### Listed records

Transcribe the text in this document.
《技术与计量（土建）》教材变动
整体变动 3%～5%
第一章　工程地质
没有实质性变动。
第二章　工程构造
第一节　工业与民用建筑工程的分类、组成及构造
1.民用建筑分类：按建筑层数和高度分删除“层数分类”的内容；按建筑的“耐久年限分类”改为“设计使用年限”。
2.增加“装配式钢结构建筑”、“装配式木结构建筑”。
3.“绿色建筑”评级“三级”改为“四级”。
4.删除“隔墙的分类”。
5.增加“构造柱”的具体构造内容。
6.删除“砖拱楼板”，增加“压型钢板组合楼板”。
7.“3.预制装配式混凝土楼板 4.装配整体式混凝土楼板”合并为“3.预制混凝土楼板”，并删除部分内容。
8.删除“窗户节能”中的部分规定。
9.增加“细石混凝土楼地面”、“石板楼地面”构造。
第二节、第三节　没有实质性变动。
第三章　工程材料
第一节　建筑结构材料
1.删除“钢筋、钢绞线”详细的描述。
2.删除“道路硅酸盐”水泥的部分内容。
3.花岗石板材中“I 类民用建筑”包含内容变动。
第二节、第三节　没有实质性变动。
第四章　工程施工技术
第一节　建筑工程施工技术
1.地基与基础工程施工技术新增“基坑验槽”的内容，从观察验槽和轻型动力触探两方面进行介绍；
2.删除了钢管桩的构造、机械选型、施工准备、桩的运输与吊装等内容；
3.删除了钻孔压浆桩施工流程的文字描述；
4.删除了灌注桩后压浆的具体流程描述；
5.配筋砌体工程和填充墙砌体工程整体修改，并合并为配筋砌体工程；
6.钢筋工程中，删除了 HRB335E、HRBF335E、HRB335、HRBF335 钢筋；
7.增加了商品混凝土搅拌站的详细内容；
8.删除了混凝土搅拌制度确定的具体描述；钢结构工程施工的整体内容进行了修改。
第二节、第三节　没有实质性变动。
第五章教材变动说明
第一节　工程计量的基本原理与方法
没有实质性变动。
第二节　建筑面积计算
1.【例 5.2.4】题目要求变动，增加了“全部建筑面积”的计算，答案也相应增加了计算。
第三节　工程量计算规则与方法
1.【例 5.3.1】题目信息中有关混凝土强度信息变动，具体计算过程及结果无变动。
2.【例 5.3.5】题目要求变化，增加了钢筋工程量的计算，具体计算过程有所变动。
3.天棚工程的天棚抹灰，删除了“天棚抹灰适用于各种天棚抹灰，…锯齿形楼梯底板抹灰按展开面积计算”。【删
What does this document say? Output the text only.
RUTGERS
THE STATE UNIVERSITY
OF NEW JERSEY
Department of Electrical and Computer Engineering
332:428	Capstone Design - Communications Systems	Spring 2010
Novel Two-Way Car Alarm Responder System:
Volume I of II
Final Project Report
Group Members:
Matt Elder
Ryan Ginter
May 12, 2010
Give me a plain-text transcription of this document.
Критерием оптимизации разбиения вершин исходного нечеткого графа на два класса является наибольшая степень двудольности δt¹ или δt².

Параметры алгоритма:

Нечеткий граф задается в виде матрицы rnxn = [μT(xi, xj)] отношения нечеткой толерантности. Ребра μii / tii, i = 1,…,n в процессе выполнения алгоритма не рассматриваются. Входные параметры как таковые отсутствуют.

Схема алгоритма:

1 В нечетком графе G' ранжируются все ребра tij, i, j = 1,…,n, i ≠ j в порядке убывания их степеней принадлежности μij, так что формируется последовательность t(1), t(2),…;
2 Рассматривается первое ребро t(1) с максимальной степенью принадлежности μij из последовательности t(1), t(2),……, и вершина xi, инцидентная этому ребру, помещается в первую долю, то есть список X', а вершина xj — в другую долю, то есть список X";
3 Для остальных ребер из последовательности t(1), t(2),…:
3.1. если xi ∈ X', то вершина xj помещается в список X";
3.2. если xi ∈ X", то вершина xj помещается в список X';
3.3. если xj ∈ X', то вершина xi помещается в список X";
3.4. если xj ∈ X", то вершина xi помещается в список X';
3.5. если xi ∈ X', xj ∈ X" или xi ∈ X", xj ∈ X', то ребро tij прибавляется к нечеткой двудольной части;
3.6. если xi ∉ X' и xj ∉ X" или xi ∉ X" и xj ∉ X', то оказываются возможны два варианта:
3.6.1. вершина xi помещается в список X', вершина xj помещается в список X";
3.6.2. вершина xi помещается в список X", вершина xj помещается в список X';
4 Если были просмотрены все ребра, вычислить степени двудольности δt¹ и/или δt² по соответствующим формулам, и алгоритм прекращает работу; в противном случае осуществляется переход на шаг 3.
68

######

**The task:** Type out all of the material again, word for word.

**Reply to the exercise:**
Transcribe the text in this document.
《技术与计量（土建）》教材变动
整体变动 3%～5%
第一章　工程地质
没有实质性变动。
第二章　工程构造
第一节　工业与民用建筑工程的分类、组成及构造
1.民用建筑分类：按建筑层数和高度分删除“层数分类”的内容；按建筑的“耐久年限分类”改为“设计使用年限”。
2.增加“装配式钢结构建筑”、“装配式木结构建筑”。
3.“绿色建筑”评级“三级”改为“四级”。
4.删除“隔墙的分类”。
5.增加“构造柱”的具体构造内容。
6.删除“砖拱楼板”，增加“压型钢板组合楼板”。
7.“3.预制装配式混凝土楼板 4.装配整体式混凝土楼板”合并为“3.预制混凝土楼板”，并删除部分内容。
8.删除“窗户节能”中的部分规定。
9.增加“细石混凝土楼地面”、“石板楼地面”构造。
第二节、第三节　没有实质性变动。
第三章　工程材料
第一节　建筑结构材料
1.删除“钢筋、钢绞线”详细的描述。
2.删除“道路硅酸盐”水泥的部分内容。
3.花岗石板材中“I 类民用建筑”包含内容变动。
第二节、第三节　没有实质性变动。
第四章　工程施工技术
第一节　建筑工程施工技术
1.地基与基础工程施工技术新增“基坑验槽”的内容，从观察验槽和轻型动力触探两方面进行介绍；
2.删除了钢管桩的构造、机械选型、施工准备、桩的运输与吊装等内容；
3.删除了钻孔压浆桩施工流程的文字描述；
4.删除了灌注桩后压浆的具体流程描述；
5.配筋砌体工程和填充墙砌体工程整体修改，并合并为配筋砌体工程；
6.钢筋工程中，删除了 HRB335E、HRBF335E、HRB335、HRBF335 钢筋；
7.增加了商品混凝土搅拌站的详细内容；
8.删除了混凝土搅拌制度确定的具体描述；钢结构工程施工的整体内容进行了修改。
第二节、第三节　没有实质性变动。
第五章教材变动说明
第一节　工程计量的基本原理与方法
没有实质性变动。
第二节　建筑面积计算
1.【例 5.2.4】题目要求变动，增加了“全部建筑面积”的计算，答案也相应增加了计算。
第三节　工程量计算规则与方法
1.【例 5.3.1】题目信息中有关混凝土强度信息变动，具体计算过程及结果无变动。
2.【例 5.3.5】题目要求变化，增加了钢筋工程量的计算，具体计算过程有所变动。
3.天棚工程的天棚抹灰，删除了“天棚抹灰适用于各种天棚抹灰，…锯齿形楼梯底板抹灰按展开面积计算”。【删
What does this document say? Output the text only.
RUTGERS
THE STATE UNIVERSITY
OF NEW JERSEY
Department of Electrical and Computer Engineering
332:428	Capstone Design - Communications Systems	Spring 2010
Novel Two-Way Car Alarm Responder System:
Volume I of II
Final Project Report
Group Members:
Matt Elder
Ryan Ginter
May 12, 2010
Give me a plain-text transcription of this document.
Критерием оптимизации разбиения вершин исходного нечеткого графа на два класса является наибольшая степень двудольности δt¹ или δt².

Параметры алгоритма:

Нечеткий граф задается в виде матрицы rnxn = [μT(xi, xj)] отношения нечеткой толерантности. Ребра μii / tii, i = 1,…,n в процессе выполнения алгоритма не рассматриваются. Входные параметры как таковые отсутствуют.

Схема алгоритма:

1 В нечетком графе G' ранжируются все ребра tij, i, j = 1,…,n, i ≠ j в порядке убывания их степеней принадлежности μij, так что формируется последовательность t(1), t(2),…;
2 Рассматривается первое ребро t(1) с максимальной степенью принадлежности μij из последовательности t(1), t(2),……, и вершина xi, инцидентная этому ребру, помещается в первую долю, то есть список X', а вершина xj — в другую долю, то есть список X";
3 Для остальных ребер из последовательности t(1), t(2),…:
3.1. если xi ∈ X', то вершина xj помещается в список X";
3.2. если xi ∈ X", то вершина xj помещается в список X';
3.3. если xj ∈ X', то вершина xi помещается в список X";
3.4. если xj ∈ X", то вершина xi помещается в список X';
3.5. если xi ∈ X', xj ∈ X" или xi ∈ X", xj ∈ X', то ребро tij прибавляется к нечеткой двудольной части;
3.6. если xi ∉ X' и xj ∉ X" или xi ∉ X" и xj ∉ X', то оказываются возможны два варианта:
3.6.1. вершина xi помещается в список X', вершина xj помещается в список X";
3.6.2. вершина xi помещается в список X", вершина xj помещается в список X';
4 Если были просмотрены все ребра, вычислить степени двудольности δt¹ и/или δt² по соответствующим формулам, и алгоритм прекращает работу; в противном случае осуществляется переход на шаг 3.
68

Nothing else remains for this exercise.